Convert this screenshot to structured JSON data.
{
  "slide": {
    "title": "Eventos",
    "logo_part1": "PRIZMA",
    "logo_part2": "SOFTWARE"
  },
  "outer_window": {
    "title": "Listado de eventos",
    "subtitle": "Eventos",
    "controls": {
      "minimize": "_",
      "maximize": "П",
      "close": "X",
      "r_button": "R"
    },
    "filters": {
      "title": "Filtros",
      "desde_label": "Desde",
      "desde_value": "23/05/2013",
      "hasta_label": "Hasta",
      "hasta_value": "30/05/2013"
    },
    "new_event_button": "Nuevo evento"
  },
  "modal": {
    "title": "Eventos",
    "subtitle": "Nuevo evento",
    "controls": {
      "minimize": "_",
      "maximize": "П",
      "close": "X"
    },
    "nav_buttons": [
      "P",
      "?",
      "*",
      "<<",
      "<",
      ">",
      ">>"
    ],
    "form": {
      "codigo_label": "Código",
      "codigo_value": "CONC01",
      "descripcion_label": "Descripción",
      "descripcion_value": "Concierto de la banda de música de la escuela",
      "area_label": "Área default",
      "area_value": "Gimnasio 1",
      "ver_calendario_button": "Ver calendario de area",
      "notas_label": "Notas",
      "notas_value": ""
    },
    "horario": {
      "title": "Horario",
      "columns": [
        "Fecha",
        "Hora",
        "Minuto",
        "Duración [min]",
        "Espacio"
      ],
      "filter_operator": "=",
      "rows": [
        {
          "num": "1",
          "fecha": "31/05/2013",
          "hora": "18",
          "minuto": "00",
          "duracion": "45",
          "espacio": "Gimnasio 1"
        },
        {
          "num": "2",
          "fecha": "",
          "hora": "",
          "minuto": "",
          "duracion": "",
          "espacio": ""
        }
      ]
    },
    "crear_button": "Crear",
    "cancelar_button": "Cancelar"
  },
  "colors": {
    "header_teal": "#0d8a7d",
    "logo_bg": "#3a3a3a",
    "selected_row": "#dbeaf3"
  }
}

※

## [Short exercise]
Count the lines in the entries above that include the string "Nuevo", then give only that figure.

## [Response for this exercise]
2